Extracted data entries
▽
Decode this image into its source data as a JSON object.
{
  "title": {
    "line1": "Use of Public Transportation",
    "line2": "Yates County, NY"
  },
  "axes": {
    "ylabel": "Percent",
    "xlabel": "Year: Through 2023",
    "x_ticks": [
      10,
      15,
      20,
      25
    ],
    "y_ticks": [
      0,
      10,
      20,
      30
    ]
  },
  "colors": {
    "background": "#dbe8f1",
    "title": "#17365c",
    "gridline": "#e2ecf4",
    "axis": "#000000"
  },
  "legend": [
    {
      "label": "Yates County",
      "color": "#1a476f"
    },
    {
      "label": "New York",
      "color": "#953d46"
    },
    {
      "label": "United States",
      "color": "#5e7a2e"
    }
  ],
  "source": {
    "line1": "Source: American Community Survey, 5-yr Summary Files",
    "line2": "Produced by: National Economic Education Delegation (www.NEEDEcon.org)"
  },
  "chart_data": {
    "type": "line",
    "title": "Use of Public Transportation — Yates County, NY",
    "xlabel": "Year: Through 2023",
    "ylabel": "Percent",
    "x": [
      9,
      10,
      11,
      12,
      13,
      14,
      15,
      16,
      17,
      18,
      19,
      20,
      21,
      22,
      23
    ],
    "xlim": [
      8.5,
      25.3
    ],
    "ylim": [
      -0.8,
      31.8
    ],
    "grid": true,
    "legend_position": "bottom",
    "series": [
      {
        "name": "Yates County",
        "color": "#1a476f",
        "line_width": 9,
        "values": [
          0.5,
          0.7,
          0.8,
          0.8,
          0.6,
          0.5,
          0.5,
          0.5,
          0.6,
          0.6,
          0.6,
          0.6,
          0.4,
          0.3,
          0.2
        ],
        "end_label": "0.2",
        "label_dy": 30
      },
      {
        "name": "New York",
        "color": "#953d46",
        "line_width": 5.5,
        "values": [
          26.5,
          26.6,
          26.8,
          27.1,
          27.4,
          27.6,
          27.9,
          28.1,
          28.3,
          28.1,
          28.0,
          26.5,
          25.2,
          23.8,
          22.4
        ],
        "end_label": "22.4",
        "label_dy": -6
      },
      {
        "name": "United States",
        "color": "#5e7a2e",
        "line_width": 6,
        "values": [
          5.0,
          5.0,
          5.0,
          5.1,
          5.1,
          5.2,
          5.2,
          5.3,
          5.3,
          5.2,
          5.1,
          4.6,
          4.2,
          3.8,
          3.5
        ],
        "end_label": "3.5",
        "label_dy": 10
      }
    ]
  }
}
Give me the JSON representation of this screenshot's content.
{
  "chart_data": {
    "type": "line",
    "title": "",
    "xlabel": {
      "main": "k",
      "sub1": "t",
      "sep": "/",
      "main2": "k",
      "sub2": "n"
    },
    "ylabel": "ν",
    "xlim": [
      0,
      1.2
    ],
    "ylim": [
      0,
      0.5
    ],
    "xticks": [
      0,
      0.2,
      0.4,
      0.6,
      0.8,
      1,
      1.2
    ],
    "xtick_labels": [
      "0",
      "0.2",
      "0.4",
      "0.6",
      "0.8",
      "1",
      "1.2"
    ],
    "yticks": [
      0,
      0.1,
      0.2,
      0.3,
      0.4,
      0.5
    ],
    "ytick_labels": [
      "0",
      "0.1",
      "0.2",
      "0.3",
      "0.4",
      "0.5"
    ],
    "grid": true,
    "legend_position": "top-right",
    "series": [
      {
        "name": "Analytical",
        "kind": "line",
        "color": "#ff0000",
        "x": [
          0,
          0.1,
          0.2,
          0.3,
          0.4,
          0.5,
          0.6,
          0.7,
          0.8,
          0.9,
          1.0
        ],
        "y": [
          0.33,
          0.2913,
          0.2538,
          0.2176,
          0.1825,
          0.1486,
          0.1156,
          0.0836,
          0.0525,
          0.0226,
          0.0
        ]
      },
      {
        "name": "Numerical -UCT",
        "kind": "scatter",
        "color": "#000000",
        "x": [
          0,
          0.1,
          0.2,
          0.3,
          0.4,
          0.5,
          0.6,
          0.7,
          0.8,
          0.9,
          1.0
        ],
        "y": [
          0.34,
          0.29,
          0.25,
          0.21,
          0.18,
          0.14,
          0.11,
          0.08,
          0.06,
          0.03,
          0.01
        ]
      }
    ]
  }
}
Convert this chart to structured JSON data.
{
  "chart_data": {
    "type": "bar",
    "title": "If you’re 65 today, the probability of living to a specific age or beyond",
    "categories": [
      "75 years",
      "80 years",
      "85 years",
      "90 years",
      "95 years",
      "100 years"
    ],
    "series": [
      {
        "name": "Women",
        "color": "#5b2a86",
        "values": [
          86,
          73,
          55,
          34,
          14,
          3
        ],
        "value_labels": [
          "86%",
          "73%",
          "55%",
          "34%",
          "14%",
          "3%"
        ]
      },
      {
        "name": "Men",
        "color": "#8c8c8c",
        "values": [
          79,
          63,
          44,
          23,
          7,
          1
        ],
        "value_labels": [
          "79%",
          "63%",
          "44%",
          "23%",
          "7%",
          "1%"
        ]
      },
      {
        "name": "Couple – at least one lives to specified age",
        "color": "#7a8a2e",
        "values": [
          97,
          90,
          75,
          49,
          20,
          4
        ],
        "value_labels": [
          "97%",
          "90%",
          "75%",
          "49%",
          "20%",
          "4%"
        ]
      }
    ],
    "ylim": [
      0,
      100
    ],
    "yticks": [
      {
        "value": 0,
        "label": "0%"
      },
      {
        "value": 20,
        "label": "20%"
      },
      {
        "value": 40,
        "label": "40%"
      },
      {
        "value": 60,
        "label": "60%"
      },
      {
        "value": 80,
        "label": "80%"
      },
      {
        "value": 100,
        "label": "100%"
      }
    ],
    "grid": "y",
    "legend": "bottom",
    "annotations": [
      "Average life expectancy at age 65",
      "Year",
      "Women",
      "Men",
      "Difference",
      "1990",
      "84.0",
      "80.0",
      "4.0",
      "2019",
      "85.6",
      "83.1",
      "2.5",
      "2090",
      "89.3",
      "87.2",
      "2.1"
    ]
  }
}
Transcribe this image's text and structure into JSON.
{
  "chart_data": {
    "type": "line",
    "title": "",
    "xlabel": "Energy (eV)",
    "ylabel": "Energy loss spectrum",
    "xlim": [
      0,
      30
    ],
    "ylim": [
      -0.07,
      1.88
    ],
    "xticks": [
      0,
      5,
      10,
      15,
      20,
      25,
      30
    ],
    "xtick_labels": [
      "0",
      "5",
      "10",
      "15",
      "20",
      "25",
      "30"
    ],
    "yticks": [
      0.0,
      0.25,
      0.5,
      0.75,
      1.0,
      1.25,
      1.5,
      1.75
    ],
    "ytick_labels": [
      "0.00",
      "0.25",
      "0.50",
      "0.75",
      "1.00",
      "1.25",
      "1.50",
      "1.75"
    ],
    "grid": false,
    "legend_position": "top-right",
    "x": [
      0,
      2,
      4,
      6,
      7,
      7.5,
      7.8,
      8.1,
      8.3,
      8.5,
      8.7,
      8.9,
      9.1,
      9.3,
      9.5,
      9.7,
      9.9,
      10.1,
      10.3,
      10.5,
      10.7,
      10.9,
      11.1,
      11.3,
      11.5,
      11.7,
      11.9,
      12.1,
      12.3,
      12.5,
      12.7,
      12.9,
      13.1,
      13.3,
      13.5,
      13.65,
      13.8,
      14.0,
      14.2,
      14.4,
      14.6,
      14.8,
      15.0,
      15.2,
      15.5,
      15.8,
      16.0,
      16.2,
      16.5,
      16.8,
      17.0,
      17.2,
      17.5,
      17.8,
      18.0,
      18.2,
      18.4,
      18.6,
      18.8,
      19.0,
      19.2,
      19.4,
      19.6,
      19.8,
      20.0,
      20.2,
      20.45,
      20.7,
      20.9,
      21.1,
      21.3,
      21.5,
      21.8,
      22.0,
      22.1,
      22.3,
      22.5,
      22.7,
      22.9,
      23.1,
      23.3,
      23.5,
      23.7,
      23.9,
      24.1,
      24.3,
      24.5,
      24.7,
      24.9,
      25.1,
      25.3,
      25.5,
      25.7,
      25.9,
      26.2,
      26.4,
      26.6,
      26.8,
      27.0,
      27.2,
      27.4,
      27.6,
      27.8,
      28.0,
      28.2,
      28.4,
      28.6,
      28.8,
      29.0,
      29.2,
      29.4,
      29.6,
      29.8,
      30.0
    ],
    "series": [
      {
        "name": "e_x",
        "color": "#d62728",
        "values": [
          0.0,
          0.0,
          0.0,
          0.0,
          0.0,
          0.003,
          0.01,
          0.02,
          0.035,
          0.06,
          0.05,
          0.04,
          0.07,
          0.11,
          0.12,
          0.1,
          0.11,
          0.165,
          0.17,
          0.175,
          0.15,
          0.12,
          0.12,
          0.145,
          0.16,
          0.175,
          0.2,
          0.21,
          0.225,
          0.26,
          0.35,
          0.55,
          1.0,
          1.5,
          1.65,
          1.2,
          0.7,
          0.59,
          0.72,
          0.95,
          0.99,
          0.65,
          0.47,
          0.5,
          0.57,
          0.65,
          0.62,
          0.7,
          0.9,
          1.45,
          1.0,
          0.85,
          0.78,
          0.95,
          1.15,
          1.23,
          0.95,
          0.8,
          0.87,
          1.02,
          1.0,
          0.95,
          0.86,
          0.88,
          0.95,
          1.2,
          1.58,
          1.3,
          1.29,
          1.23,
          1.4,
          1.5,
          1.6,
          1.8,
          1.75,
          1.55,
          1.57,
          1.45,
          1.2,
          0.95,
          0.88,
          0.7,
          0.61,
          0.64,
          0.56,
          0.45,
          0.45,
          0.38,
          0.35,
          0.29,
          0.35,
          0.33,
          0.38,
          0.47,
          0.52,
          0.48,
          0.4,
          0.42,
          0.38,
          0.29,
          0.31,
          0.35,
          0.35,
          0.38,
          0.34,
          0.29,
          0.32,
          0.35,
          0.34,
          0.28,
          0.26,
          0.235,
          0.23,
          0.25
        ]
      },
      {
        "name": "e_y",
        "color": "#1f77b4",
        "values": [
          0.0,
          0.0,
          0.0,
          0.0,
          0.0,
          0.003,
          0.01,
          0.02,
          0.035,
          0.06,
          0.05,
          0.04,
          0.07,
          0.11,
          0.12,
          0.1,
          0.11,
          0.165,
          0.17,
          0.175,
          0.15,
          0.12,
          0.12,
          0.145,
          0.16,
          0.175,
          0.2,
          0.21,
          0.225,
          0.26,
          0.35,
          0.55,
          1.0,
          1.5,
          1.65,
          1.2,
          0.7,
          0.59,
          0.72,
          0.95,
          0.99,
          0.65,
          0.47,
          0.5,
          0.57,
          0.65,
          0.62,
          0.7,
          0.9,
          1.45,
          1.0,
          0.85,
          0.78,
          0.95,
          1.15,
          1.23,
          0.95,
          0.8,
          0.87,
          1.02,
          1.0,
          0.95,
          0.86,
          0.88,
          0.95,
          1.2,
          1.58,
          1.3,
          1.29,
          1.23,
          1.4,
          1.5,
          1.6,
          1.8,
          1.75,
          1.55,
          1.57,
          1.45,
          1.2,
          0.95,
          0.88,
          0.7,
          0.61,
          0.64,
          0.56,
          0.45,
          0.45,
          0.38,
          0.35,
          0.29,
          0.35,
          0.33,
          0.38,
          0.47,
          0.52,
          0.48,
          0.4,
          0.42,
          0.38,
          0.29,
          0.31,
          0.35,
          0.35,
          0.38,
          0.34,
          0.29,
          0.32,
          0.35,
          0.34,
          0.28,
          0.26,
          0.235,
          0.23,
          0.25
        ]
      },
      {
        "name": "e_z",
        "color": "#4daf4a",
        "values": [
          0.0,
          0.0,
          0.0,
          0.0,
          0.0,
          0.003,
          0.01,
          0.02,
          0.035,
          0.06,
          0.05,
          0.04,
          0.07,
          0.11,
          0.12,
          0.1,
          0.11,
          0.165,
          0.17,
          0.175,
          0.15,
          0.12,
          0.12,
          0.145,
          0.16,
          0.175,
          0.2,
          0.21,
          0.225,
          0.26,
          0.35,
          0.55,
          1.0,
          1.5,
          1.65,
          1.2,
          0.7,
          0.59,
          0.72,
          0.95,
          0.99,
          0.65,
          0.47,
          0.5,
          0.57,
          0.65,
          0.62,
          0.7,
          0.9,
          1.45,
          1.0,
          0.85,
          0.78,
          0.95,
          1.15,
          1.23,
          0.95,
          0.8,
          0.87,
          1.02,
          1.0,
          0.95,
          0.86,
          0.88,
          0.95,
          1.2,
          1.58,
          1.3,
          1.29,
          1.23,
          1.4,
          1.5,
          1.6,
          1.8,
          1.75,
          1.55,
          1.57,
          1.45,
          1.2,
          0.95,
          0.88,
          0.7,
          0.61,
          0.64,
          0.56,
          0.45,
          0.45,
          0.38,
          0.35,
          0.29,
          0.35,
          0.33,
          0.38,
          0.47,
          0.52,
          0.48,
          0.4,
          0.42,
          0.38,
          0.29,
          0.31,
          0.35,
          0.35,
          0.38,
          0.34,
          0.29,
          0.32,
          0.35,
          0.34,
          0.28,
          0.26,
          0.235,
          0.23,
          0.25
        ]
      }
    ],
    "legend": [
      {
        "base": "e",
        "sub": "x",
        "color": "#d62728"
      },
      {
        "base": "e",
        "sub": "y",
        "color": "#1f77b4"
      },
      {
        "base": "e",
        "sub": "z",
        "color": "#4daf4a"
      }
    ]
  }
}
△
**Work to be completed**
Find all the lines containing "image" in the material, then copy them.

**Response below**
Decode this image into its source data as a JSON object.
Transcribe this image's text and structure into JSON.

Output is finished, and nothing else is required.